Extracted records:
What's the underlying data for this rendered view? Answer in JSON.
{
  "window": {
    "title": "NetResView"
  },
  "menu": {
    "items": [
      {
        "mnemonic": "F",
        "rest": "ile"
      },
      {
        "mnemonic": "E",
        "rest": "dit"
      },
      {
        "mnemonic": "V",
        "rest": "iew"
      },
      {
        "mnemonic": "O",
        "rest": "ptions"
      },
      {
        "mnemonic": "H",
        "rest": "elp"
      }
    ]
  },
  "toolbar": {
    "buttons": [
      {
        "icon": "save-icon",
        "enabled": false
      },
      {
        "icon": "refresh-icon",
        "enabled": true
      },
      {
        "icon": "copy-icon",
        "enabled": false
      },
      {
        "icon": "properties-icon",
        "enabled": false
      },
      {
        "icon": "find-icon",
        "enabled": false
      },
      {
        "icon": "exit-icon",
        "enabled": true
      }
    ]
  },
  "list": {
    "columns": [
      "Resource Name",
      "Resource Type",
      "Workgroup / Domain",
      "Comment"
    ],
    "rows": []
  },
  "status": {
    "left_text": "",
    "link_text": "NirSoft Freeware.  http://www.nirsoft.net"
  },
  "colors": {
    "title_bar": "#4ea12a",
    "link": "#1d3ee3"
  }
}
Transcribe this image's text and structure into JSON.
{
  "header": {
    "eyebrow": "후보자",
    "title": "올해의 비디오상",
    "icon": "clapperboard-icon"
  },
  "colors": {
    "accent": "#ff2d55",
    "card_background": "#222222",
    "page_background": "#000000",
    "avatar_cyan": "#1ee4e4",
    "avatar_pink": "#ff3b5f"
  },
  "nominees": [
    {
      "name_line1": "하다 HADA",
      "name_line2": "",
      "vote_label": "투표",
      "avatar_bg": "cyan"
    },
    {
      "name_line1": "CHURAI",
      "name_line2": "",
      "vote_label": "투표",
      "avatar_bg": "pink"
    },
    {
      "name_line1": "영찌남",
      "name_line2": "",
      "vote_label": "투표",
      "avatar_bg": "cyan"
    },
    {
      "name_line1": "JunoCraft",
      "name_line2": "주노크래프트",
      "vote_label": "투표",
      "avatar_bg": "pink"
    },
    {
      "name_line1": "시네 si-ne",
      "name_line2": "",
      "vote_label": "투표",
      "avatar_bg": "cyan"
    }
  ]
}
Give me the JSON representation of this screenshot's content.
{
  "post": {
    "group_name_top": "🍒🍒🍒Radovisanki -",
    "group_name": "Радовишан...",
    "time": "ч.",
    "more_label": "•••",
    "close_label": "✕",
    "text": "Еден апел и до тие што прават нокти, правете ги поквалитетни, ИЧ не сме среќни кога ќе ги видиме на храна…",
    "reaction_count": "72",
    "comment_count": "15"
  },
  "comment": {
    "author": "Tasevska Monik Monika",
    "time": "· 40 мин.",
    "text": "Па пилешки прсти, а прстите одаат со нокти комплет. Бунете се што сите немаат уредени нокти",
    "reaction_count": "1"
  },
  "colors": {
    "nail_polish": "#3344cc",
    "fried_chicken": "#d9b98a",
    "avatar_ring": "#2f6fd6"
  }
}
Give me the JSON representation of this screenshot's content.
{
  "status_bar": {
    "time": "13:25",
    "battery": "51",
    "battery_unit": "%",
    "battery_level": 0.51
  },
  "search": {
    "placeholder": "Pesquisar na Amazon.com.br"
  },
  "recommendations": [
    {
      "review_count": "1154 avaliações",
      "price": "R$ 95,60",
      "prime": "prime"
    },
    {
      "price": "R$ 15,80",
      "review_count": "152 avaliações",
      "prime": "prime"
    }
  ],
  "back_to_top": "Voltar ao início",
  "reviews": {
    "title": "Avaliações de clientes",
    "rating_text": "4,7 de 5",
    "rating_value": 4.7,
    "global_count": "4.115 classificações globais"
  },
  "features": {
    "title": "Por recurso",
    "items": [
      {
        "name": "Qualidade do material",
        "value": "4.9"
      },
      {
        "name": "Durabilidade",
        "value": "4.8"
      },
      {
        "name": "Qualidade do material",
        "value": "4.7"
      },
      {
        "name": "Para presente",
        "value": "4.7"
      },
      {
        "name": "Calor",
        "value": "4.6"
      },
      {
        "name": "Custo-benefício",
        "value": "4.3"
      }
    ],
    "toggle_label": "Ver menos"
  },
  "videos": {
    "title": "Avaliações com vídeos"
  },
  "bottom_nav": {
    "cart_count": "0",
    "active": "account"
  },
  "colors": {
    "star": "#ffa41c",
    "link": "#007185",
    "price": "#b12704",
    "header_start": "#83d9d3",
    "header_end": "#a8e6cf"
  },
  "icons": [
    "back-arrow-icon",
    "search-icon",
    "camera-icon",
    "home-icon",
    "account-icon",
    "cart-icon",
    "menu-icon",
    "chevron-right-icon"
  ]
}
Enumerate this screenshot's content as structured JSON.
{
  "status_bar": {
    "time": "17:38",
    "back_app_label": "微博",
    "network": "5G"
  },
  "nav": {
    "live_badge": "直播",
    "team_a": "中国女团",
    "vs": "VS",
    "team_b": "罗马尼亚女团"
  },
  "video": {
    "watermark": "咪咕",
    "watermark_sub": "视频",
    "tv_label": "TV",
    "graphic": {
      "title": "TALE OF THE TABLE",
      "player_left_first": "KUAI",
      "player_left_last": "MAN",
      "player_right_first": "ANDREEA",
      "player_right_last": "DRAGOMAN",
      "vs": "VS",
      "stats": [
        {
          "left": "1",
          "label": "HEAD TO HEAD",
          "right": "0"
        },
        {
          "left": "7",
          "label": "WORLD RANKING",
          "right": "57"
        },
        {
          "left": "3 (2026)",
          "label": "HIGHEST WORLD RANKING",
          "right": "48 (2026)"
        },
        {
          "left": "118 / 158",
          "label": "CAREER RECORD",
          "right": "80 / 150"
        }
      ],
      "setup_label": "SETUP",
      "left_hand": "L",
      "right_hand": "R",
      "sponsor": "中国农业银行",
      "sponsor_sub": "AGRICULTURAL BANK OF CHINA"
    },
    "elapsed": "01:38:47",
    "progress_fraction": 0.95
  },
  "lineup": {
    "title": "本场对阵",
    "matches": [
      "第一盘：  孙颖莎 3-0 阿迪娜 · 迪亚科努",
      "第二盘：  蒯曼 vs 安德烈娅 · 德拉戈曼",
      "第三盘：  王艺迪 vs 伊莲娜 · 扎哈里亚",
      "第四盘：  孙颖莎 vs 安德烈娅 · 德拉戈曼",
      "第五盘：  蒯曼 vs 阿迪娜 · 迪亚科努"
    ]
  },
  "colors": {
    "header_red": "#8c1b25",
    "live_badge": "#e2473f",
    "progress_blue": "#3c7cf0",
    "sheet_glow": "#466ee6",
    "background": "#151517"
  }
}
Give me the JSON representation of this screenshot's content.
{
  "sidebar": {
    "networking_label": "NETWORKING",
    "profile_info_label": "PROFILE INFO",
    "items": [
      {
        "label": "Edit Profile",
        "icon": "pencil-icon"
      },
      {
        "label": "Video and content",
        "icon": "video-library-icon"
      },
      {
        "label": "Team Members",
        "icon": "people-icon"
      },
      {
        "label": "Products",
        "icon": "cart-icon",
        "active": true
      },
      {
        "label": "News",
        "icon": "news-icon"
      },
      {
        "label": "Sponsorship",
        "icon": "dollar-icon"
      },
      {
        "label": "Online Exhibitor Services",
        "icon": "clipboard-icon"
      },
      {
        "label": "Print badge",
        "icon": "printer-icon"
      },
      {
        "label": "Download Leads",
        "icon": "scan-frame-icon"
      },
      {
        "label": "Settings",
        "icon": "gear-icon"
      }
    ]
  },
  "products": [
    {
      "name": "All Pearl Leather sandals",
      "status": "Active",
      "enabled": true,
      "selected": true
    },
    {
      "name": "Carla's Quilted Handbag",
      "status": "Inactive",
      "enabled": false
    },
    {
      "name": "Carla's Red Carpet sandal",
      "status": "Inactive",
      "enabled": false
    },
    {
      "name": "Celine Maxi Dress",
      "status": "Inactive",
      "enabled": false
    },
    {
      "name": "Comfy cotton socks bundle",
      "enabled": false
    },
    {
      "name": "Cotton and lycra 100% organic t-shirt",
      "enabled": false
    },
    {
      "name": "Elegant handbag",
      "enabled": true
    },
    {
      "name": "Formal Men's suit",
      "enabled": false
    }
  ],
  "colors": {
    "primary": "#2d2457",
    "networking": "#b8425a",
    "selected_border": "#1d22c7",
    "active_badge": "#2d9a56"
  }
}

== OBJECTIVE ==
Copy all lines from the material that include "Carla".

== PROBLEM SOLUTION ==
      "name": "Carla's Quilted Handbag",
      "name": "Carla's Red Carpet sandal",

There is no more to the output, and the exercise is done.